Look through the records below and collect all lines that hold the string "邮政编码".

--- Begin Data extract ---

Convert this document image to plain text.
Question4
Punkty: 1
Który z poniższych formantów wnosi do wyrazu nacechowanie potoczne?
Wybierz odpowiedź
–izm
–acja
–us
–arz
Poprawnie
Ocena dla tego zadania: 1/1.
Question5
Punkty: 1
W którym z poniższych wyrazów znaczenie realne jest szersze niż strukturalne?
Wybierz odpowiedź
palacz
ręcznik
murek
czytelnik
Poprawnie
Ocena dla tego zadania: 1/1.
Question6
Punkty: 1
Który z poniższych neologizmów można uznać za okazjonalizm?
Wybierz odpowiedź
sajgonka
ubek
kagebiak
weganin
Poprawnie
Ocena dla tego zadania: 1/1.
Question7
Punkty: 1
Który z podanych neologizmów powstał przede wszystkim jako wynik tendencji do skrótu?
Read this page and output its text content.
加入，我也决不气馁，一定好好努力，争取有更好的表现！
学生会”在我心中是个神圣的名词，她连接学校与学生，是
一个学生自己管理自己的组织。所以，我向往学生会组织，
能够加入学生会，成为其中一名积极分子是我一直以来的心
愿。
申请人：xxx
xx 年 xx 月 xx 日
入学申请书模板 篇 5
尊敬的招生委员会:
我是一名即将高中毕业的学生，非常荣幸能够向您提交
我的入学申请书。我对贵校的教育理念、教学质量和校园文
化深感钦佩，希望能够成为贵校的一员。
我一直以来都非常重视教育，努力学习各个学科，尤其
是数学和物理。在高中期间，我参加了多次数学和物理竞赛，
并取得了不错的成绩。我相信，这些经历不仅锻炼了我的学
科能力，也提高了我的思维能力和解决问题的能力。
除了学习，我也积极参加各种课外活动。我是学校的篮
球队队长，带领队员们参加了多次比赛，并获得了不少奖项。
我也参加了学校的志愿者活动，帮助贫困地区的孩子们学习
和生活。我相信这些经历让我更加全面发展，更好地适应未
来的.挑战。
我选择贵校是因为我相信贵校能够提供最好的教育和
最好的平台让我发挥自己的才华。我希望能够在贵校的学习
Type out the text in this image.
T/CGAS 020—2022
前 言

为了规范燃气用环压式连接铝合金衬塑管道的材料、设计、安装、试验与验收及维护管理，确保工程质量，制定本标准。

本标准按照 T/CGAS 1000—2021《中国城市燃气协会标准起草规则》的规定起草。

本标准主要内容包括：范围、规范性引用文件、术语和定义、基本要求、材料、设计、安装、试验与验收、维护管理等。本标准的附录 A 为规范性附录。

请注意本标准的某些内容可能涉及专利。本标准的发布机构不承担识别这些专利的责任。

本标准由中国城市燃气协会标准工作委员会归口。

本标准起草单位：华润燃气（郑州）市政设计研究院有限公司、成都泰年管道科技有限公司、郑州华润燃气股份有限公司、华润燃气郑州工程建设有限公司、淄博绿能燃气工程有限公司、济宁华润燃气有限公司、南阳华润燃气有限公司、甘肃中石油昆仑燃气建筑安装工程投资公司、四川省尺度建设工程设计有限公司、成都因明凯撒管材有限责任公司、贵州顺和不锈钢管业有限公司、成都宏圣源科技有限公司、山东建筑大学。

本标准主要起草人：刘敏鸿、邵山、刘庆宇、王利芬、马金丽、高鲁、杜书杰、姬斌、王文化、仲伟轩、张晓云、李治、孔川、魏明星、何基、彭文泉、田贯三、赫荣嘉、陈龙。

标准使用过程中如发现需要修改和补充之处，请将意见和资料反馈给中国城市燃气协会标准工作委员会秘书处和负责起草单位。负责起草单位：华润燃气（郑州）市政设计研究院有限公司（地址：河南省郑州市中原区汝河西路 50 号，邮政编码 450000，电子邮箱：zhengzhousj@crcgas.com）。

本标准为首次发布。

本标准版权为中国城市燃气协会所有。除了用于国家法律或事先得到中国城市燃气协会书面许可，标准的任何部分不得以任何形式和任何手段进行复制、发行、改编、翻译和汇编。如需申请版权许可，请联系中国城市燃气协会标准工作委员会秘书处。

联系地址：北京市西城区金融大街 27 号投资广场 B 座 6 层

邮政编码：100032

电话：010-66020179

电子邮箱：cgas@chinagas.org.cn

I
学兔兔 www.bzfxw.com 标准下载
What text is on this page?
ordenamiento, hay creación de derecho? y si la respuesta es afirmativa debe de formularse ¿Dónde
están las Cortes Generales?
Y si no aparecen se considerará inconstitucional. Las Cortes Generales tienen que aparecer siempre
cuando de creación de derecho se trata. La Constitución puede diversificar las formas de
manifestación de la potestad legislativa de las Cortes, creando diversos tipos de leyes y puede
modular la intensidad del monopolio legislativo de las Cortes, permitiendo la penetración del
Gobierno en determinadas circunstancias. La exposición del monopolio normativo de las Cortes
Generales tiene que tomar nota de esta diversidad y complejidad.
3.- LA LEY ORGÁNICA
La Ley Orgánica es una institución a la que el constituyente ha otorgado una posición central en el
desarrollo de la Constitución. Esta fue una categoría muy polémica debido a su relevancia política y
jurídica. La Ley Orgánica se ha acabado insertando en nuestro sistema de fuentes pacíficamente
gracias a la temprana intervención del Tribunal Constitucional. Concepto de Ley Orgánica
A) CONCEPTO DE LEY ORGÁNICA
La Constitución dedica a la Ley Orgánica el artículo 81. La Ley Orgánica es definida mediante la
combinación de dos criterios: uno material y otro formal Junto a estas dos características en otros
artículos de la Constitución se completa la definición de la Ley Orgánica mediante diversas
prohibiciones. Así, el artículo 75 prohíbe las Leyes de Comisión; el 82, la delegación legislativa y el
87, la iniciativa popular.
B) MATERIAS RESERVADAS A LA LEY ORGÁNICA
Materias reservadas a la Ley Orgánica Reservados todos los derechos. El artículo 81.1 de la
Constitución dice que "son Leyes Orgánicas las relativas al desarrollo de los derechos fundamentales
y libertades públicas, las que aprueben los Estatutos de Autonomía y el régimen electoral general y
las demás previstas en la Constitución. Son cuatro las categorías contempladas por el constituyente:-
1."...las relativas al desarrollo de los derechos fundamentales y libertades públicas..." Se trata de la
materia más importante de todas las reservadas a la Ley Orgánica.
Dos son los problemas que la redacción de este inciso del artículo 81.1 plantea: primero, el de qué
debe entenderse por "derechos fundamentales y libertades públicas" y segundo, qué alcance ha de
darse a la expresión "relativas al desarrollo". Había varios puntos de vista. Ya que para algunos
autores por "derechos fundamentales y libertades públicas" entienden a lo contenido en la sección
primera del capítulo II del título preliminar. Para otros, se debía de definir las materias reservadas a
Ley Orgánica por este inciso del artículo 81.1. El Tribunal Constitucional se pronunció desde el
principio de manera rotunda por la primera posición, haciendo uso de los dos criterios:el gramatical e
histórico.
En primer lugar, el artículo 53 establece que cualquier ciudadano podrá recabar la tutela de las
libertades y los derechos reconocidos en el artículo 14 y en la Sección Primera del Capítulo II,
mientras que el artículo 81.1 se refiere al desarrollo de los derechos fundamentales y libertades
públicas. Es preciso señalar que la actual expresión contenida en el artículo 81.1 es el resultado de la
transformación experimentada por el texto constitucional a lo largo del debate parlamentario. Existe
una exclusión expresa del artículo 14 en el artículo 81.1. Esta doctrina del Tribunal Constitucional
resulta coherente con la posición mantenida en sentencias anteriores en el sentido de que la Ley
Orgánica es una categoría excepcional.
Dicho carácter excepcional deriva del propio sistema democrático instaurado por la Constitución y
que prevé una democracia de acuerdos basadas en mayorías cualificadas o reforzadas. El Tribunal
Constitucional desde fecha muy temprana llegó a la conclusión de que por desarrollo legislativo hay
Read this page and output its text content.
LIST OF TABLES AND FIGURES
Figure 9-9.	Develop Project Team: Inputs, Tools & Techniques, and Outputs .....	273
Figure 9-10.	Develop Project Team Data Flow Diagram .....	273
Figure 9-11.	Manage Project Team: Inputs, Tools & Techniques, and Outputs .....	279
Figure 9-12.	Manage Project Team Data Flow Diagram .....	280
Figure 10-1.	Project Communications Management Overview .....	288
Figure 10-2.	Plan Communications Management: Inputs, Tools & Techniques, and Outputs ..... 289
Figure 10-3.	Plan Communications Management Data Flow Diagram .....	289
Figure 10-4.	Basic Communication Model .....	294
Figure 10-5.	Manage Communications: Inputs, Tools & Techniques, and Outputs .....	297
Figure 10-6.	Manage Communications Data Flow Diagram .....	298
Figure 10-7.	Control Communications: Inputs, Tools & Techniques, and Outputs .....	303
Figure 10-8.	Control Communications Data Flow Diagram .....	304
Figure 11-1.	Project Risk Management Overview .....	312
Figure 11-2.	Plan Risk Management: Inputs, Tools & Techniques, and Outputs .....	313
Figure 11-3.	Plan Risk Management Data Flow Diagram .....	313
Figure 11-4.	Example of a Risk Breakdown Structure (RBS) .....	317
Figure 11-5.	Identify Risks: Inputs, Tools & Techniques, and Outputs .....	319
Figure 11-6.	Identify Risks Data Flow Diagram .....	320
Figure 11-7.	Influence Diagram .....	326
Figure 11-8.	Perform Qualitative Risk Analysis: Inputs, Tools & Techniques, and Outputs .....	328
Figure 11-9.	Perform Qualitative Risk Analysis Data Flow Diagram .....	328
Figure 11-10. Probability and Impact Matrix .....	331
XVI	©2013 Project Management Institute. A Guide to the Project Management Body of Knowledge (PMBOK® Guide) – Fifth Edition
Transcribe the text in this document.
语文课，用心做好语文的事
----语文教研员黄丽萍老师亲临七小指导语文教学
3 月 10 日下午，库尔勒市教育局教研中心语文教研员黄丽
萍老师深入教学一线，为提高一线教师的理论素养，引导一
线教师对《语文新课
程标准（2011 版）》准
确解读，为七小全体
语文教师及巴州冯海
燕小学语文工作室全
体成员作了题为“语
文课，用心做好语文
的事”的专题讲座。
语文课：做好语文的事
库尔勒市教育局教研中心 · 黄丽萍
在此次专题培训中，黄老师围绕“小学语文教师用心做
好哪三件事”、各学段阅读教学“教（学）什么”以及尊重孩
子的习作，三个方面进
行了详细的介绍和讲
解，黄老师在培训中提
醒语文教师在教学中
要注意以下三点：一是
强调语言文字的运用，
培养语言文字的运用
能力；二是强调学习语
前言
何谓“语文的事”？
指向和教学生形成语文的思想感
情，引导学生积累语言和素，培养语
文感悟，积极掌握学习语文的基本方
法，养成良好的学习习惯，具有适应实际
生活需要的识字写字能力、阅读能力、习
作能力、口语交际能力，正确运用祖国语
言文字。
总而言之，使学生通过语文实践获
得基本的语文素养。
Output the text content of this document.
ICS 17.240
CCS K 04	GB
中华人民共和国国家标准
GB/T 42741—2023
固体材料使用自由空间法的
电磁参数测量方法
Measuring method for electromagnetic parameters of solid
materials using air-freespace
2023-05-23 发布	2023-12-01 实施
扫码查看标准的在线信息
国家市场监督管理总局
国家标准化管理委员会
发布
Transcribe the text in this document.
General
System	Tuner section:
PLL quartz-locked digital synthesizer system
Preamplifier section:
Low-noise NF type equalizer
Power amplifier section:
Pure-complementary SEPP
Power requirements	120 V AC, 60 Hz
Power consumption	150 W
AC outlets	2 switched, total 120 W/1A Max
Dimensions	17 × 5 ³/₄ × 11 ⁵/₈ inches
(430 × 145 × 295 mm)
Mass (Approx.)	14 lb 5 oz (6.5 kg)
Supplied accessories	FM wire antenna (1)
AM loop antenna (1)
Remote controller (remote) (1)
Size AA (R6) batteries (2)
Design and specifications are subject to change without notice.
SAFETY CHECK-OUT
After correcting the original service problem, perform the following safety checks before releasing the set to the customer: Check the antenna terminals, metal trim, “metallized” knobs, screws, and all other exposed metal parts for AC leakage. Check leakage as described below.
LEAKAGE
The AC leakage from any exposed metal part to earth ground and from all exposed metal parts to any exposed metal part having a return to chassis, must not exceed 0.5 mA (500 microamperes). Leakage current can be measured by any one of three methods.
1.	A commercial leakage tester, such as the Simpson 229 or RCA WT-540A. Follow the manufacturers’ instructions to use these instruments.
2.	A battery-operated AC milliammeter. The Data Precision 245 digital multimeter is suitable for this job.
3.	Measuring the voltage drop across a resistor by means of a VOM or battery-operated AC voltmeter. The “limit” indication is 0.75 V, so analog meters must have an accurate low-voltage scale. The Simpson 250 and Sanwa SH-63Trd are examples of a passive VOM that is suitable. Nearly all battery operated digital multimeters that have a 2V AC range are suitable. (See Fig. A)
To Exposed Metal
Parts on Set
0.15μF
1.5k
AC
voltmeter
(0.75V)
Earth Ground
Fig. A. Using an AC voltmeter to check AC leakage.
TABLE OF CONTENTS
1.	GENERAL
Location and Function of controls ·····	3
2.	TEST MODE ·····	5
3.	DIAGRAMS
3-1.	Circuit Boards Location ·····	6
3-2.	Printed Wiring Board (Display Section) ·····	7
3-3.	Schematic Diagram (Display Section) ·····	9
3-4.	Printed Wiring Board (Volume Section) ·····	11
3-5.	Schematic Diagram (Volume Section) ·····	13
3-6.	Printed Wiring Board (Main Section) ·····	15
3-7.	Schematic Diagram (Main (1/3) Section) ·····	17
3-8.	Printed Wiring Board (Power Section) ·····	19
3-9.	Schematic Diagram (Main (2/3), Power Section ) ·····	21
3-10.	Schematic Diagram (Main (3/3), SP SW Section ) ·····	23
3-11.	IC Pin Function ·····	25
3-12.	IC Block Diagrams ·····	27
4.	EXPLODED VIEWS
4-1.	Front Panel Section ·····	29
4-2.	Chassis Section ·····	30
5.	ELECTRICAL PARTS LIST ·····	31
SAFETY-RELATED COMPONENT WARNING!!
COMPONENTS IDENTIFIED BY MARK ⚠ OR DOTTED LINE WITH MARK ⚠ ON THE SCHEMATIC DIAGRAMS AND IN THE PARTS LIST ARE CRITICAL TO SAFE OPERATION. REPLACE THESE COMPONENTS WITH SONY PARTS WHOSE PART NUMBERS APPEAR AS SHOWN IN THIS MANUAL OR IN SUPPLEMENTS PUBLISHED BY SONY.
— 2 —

--- End Data extract ---

## In response
标准使用过程中如发现需要修改和补充之处，请将意见和资料反馈给中国城市燃气协会标准工作委员会秘书处和负责起草单位。负责起草单位：华润燃气（郑州）市政设计研究院有限公司（地址：河南省郑州市中原区汝河西路 50 号，邮政编码 450000，电子邮箱：zhengzhousj@crcgas.com）。
邮政编码：100032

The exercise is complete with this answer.